◆ **Problem statement**
Go through the entries and transcribe each one exactly, dropping the pictures.

#### Supplied information

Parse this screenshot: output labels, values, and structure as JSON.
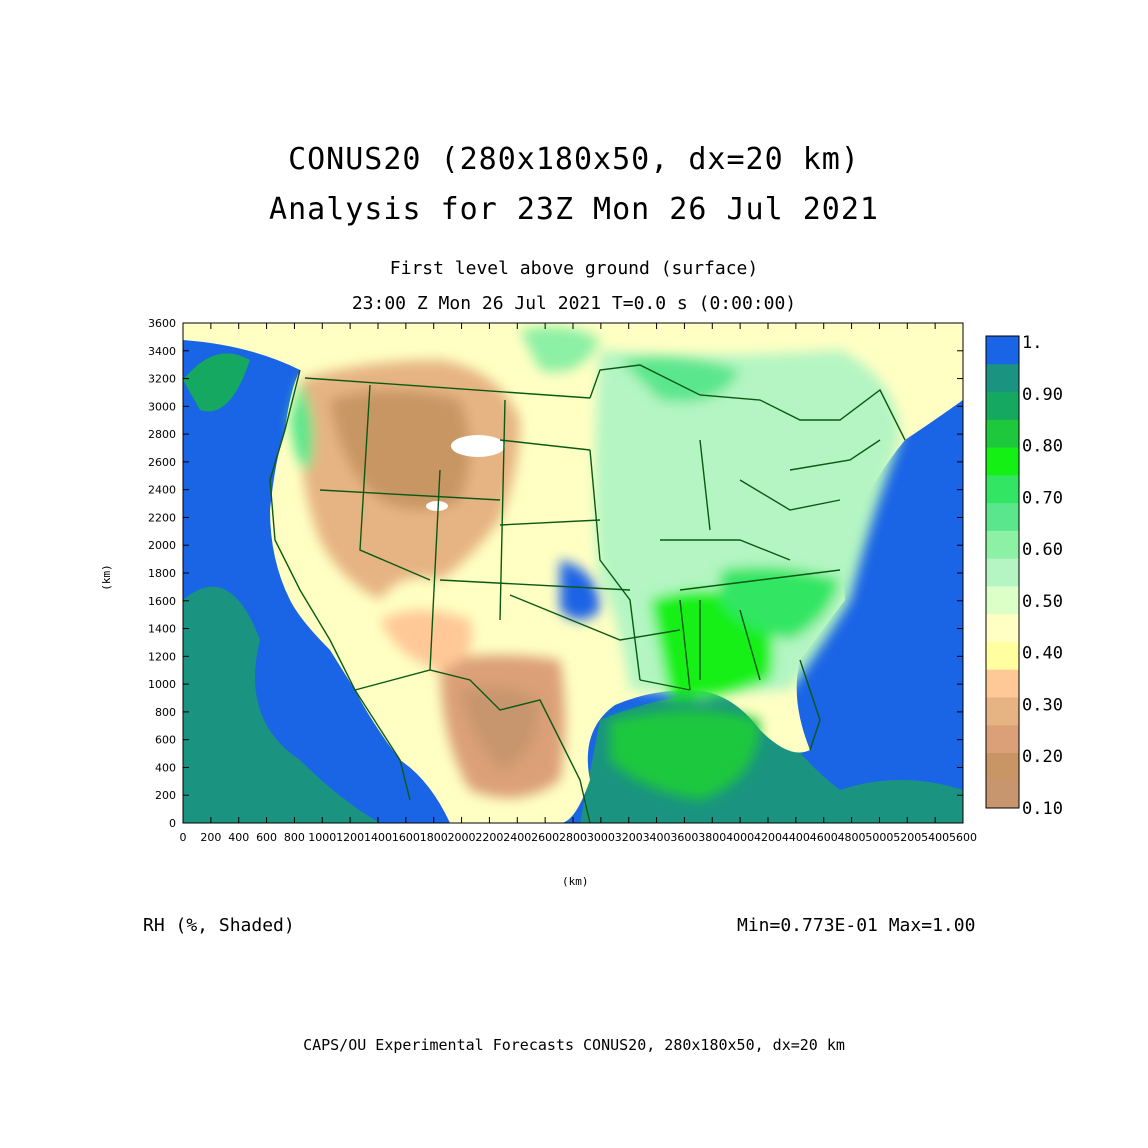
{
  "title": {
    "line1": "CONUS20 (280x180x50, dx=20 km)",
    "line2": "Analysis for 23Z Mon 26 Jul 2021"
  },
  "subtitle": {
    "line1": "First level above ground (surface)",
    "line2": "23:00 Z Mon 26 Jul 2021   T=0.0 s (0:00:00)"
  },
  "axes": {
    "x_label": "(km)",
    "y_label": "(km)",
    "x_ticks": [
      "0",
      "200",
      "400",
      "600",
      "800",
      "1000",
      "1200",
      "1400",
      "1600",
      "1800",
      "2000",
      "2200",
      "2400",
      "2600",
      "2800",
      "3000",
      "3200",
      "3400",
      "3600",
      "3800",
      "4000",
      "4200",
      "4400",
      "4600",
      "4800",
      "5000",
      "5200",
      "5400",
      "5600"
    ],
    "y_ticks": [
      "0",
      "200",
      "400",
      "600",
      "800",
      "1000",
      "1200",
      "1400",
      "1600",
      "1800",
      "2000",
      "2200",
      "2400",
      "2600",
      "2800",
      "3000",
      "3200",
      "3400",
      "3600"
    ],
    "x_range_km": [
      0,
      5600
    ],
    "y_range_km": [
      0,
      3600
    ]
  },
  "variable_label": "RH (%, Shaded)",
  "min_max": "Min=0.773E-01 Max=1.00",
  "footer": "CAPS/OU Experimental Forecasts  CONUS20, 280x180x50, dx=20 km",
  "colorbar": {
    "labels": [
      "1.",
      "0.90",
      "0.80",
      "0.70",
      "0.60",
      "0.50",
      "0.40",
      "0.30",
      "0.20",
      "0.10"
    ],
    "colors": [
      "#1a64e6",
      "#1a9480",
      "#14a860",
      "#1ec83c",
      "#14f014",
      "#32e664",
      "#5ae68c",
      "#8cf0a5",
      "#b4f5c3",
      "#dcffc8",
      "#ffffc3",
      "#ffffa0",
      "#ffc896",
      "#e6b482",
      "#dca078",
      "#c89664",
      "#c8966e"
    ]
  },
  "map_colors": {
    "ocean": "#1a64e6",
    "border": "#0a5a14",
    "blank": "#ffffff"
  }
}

########

◆ **The solution**
Parse this screenshot: output labels, values, and structure as JSON.
{
  "title": {
    "line1": "CONUS20 (280x180x50, dx=20 km)",
    "line2": "Analysis for 23Z Mon 26 Jul 2021"
  },
  "subtitle": {
    "line1": "First level above ground (surface)",
    "line2": "23:00 Z Mon 26 Jul 2021   T=0.0 s (0:00:00)"
  },
  "axes": {
    "x_label": "(km)",
    "y_label": "(km)",
    "x_ticks": [
      "0",
      "200",
      "400",
      "600",
      "800",
      "1000",
      "1200",
      "1400",
      "1600",
      "1800",
      "2000",
      "2200",
      "2400",
      "2600",
      "2800",
      "3000",
      "3200",
      "3400",
      "3600",
      "3800",
      "4000",
      "4200",
      "4400",
      "4600",
      "4800",
      "5000",
      "5200",
      "5400",
      "5600"
    ],
    "y_ticks": [
      "0",
      "200",
      "400",
      "600",
      "800",
      "1000",
      "1200",
      "1400",
      "1600",
      "1800",
      "2000",
      "2200",
      "2400",
      "2600",
      "2800",
      "3000",
      "3200",
      "3400",
      "3600"
    ],
    "x_range_km": [
      0,
      5600
    ],
    "y_range_km": [
      0,
      3600
    ]
  },
  "variable_label": "RH (%, Shaded)",
  "min_max": "Min=0.773E-01 Max=1.00",
  "footer": "CAPS/OU Experimental Forecasts  CONUS20, 280x180x50, dx=20 km",
  "colorbar": {
    "labels": [
      "1.",
      "0.90",
      "0.80",
      "0.70",
      "0.60",
      "0.50",
      "0.40",
      "0.30",
      "0.20",
      "0.10"
    ],
    "colors": [
      "#1a64e6",
      "#1a9480",
      "#14a860",
      "#1ec83c",
      "#14f014",
      "#32e664",
      "#5ae68c",
      "#8cf0a5",
      "#b4f5c3",
      "#dcffc8",
      "#ffffc3",
      "#ffffa0",
      "#ffc896",
      "#e6b482",
      "#dca078",
      "#c89664",
      "#c8966e"
    ]
  },
  "map_colors": {
    "ocean": "#1a64e6",
    "border": "#0a5a14",
    "blank": "#ffffff"
  }
}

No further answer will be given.